## Stated goal
Look through the records below and collect all lines that hold the string "number".

## Dataset records
# # #
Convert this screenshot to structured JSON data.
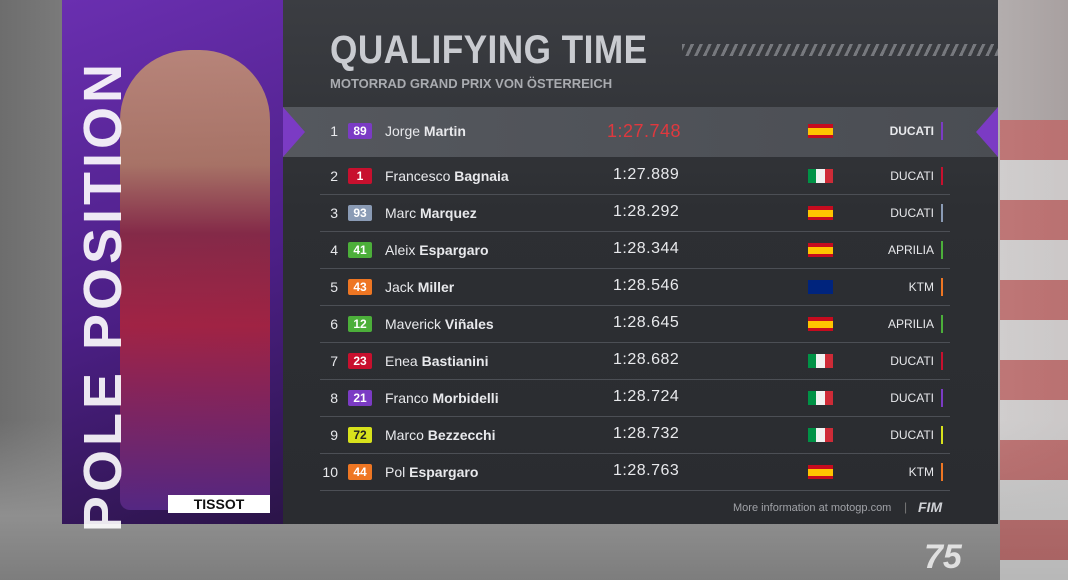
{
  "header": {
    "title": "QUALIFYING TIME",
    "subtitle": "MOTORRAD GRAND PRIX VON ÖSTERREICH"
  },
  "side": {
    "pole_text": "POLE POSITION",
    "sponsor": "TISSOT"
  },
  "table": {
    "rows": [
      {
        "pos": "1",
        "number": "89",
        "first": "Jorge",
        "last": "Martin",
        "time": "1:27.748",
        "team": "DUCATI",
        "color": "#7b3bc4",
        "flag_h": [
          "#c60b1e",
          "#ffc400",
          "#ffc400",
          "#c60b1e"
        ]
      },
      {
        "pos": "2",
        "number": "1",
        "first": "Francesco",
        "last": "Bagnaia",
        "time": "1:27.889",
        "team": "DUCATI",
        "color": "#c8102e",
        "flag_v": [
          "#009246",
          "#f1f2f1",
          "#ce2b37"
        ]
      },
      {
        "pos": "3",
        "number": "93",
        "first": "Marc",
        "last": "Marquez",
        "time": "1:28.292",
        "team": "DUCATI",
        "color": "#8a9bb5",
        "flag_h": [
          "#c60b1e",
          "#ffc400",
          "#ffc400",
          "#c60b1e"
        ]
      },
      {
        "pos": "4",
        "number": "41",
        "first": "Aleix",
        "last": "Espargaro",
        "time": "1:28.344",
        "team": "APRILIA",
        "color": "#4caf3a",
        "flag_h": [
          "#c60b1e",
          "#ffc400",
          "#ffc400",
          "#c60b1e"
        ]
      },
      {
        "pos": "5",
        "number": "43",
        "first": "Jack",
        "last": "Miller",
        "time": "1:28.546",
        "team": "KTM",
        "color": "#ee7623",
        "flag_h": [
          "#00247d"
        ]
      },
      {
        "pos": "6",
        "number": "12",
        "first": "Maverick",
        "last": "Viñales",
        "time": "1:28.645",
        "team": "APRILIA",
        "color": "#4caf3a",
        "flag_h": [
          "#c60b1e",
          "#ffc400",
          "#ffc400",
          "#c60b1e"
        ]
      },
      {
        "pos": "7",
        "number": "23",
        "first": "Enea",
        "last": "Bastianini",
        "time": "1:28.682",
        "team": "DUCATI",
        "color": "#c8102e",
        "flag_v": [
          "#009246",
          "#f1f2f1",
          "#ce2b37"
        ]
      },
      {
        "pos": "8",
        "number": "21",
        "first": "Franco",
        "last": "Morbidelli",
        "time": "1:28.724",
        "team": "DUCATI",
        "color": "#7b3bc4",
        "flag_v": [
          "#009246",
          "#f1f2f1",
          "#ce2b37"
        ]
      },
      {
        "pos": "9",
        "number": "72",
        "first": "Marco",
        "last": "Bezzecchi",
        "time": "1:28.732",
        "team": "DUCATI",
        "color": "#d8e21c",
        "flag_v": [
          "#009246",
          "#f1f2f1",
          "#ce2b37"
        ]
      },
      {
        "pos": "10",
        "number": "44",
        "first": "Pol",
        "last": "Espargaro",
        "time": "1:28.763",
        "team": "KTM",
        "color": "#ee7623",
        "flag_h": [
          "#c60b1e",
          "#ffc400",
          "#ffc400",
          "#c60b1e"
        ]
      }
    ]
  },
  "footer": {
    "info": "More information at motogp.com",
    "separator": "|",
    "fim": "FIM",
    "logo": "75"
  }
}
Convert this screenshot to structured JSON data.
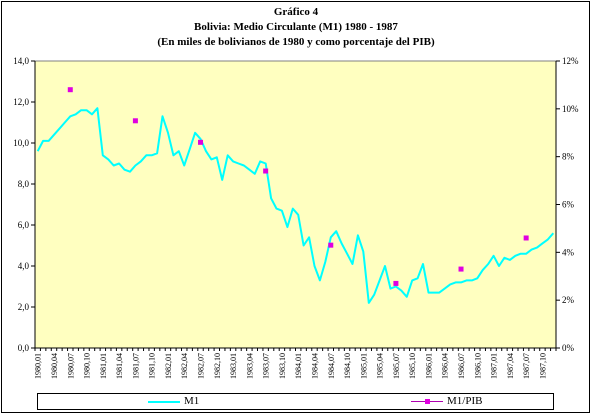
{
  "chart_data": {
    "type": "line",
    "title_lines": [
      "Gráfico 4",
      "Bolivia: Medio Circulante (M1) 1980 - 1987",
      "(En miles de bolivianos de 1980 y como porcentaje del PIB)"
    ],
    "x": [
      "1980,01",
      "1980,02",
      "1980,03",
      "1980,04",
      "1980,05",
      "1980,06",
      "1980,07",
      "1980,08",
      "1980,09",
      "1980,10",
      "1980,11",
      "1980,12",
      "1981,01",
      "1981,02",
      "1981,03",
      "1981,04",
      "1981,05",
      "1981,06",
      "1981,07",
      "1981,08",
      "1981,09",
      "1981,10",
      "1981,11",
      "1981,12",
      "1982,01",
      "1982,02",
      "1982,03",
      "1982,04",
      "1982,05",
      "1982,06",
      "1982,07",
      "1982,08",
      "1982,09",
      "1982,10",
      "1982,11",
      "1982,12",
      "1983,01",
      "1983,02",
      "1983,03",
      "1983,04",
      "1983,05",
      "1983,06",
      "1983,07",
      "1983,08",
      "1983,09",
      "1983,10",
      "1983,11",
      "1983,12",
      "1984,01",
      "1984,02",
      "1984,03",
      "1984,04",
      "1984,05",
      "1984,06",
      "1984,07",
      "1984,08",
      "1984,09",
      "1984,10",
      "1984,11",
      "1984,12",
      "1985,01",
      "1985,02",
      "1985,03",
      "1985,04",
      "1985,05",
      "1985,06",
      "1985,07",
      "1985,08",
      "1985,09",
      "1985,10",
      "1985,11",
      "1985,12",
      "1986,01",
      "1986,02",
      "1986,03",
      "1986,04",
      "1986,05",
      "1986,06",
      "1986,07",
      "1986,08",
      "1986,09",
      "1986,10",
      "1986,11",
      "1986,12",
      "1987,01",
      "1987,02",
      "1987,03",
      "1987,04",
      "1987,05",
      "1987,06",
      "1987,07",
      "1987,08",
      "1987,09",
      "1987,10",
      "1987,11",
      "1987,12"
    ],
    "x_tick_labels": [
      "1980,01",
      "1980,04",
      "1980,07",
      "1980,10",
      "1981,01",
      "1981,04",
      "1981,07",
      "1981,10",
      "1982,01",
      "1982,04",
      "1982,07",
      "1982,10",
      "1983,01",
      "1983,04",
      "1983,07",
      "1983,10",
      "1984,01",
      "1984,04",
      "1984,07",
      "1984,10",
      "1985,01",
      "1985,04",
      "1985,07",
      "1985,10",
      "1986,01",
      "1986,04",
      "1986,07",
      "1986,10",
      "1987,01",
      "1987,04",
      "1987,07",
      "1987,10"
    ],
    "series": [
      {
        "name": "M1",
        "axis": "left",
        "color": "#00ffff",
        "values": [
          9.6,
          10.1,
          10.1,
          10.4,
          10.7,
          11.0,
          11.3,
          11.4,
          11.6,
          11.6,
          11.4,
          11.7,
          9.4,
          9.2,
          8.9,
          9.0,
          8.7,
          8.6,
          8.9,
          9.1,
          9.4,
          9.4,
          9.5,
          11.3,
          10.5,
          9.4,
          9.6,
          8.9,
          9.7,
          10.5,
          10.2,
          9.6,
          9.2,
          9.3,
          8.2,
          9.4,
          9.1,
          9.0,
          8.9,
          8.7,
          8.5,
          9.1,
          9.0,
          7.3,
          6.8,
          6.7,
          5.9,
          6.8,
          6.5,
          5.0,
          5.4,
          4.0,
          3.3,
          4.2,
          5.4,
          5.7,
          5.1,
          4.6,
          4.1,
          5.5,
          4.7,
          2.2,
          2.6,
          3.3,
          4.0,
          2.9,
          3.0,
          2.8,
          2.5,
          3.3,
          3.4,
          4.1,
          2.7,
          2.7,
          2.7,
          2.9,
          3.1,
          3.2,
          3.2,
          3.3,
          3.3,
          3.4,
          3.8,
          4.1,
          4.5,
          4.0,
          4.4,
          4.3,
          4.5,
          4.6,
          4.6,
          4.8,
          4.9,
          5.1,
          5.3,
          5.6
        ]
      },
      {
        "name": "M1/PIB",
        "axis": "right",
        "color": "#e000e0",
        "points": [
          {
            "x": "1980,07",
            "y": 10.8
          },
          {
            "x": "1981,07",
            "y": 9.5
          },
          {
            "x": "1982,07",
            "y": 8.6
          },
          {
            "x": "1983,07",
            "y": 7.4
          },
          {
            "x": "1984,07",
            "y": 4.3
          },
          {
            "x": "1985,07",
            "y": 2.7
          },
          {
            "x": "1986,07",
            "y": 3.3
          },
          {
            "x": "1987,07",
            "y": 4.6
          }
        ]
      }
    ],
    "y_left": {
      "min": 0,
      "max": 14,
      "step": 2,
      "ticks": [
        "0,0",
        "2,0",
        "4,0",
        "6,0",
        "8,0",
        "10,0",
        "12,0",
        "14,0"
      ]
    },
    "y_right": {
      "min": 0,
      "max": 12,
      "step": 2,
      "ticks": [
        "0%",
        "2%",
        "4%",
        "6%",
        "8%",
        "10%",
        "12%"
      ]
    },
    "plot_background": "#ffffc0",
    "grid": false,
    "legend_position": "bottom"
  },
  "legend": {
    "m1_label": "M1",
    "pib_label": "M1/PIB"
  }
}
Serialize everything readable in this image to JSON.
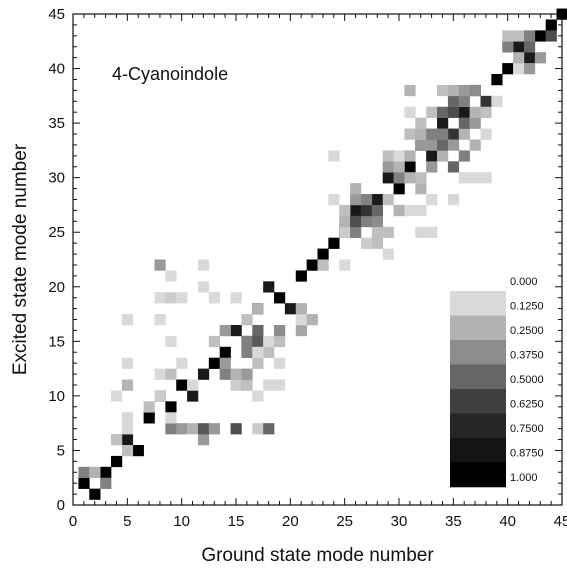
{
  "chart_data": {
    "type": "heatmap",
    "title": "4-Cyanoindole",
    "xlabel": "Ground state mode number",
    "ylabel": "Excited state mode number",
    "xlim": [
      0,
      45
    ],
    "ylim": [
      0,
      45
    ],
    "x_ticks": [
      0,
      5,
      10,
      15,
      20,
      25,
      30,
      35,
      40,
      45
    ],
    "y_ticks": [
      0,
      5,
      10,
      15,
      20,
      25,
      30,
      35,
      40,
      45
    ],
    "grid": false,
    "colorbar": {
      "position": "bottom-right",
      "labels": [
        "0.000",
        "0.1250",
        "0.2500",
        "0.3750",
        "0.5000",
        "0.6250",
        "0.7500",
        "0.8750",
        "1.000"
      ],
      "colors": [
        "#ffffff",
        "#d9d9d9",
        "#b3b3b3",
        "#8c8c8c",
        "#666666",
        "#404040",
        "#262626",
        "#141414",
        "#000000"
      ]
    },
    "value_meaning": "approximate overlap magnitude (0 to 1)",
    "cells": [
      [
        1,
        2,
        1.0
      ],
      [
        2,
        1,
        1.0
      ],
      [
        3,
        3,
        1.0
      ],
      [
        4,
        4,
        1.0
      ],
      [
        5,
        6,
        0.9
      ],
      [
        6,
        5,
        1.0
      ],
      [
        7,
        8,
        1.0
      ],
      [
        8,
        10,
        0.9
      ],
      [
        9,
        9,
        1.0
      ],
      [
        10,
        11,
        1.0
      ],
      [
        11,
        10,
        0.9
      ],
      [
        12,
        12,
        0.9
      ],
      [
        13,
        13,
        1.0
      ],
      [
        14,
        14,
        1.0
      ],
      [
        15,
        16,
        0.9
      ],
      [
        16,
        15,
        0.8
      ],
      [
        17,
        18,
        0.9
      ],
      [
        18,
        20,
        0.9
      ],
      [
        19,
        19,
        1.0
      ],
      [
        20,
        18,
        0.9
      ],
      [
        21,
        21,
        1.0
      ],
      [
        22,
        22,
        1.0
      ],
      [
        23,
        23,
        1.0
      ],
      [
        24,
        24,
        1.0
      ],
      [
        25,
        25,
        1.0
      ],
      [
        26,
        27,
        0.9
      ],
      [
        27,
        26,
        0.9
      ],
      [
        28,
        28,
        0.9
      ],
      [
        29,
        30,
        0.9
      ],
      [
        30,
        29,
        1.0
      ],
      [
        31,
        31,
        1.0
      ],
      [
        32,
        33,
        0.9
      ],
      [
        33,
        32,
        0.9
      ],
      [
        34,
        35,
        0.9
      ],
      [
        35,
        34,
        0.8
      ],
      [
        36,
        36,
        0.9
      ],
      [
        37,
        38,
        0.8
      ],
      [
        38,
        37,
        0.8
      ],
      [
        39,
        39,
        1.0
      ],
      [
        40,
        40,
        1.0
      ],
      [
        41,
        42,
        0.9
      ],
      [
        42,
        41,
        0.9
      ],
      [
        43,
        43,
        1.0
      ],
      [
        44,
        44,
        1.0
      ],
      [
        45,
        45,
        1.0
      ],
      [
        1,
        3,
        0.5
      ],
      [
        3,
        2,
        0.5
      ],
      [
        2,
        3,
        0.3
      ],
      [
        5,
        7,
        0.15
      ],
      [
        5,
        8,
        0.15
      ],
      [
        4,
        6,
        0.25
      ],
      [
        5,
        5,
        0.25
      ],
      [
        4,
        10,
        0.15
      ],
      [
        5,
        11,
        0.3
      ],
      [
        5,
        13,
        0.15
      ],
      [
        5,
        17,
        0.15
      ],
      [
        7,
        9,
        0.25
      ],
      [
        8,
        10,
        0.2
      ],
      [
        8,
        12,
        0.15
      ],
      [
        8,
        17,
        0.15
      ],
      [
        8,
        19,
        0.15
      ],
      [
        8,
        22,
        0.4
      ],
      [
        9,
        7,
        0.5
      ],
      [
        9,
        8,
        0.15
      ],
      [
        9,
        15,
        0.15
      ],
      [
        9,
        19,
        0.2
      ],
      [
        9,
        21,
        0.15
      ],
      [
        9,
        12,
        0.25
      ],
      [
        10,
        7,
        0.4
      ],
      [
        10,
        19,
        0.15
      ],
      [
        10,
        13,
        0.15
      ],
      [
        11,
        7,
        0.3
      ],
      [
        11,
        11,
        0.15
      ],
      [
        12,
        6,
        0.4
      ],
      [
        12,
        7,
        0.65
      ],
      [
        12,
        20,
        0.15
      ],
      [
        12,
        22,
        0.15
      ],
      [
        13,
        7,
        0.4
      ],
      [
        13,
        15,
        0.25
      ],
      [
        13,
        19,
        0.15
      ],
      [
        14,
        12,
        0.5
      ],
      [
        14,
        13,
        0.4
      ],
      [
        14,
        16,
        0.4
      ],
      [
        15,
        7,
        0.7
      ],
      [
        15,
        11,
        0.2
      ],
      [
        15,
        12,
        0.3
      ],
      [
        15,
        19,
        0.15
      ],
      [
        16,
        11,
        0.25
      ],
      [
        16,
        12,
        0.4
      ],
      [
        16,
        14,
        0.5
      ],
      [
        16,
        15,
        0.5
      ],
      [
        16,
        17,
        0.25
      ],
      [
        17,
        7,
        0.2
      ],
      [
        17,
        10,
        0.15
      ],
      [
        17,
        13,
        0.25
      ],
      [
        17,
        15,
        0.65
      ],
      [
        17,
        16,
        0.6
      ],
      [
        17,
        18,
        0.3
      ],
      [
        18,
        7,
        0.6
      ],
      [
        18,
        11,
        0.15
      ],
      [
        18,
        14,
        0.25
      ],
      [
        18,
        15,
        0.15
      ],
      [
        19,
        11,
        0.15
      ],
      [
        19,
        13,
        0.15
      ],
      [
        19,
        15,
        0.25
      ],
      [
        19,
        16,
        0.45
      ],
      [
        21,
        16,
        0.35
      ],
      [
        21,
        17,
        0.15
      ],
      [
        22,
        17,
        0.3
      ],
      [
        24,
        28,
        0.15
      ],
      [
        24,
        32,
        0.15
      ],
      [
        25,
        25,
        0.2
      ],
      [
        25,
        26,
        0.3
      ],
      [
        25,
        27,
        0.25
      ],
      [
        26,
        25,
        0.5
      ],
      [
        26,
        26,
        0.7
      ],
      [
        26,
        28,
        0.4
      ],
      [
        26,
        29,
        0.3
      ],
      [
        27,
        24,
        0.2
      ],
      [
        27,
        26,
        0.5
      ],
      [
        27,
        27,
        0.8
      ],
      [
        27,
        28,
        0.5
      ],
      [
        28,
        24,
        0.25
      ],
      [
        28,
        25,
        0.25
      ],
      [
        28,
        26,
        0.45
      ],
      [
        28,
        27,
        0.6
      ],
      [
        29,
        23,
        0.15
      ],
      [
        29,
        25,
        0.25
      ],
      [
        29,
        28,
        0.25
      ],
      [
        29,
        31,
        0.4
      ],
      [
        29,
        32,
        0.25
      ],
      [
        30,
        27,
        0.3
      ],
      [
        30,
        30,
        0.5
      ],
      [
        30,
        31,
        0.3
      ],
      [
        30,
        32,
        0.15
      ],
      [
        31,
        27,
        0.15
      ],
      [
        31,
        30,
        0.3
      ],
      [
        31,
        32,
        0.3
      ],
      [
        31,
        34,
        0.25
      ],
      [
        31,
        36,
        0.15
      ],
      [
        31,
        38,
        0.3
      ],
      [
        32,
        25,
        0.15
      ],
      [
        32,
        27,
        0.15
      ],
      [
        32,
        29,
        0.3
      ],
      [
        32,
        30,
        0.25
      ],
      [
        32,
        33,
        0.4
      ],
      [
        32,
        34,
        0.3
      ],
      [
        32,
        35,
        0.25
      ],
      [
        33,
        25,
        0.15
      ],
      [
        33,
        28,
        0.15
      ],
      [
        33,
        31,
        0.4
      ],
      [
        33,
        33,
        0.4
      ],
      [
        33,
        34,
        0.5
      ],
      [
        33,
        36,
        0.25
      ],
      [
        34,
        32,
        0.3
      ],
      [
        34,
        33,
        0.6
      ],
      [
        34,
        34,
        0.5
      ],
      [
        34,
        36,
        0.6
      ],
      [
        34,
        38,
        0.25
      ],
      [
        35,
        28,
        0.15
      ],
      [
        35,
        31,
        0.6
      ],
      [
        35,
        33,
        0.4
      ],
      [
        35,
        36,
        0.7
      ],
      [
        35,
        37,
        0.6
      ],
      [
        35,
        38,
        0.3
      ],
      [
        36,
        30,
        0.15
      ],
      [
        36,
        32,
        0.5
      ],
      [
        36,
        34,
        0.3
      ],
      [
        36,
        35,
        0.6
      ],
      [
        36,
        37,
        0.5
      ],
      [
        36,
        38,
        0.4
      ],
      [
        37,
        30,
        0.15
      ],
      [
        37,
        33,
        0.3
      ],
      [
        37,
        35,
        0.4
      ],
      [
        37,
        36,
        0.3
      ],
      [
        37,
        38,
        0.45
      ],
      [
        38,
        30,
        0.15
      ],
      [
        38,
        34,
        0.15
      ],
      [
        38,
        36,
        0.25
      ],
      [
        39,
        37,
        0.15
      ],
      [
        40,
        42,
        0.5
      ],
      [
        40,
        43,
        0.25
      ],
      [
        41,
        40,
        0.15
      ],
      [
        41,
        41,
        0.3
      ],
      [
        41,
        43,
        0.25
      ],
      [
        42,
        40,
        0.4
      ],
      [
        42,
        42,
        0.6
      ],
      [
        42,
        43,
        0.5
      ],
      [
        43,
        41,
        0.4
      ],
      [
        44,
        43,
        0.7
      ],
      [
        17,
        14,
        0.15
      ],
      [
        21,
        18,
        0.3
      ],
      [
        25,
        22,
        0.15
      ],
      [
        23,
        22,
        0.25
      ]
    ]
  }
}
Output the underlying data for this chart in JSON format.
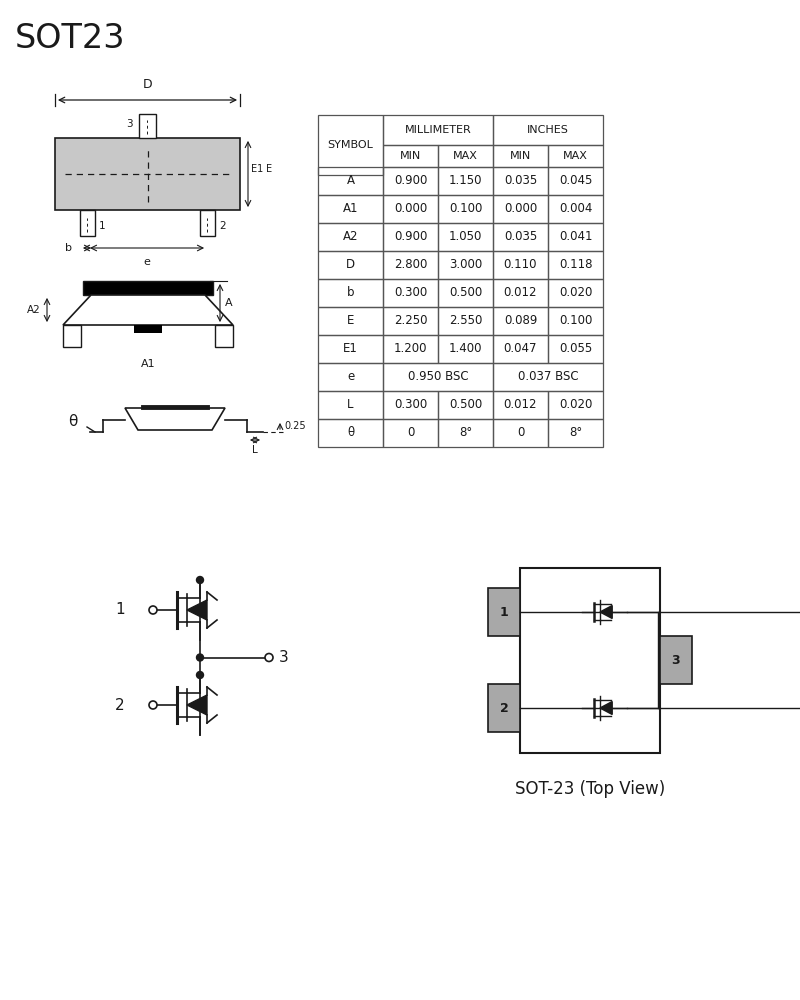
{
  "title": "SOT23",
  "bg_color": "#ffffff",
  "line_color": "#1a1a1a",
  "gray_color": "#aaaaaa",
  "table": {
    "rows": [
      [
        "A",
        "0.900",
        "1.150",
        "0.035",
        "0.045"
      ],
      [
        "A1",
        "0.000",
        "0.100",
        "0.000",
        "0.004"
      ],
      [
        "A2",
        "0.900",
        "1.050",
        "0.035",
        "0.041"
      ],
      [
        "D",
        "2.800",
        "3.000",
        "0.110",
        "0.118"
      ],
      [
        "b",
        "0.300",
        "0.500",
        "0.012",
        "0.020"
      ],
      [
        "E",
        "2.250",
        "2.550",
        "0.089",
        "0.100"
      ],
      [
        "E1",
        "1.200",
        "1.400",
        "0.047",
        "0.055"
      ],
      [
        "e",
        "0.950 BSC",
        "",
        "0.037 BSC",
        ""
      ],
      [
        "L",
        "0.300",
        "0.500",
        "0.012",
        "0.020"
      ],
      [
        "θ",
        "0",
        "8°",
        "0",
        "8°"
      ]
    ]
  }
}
# # #
## Answer in full
        "number": "89",
        "number": "1",
        "number": "93",
        "number": "41",
        "number": "43",
        "number": "12",
        "number": "23",
        "number": "21",
        "number": "72",
        "number": "44",
    "xlabel": "Ground state mode number",
    "ylabel": "Excited state mode number",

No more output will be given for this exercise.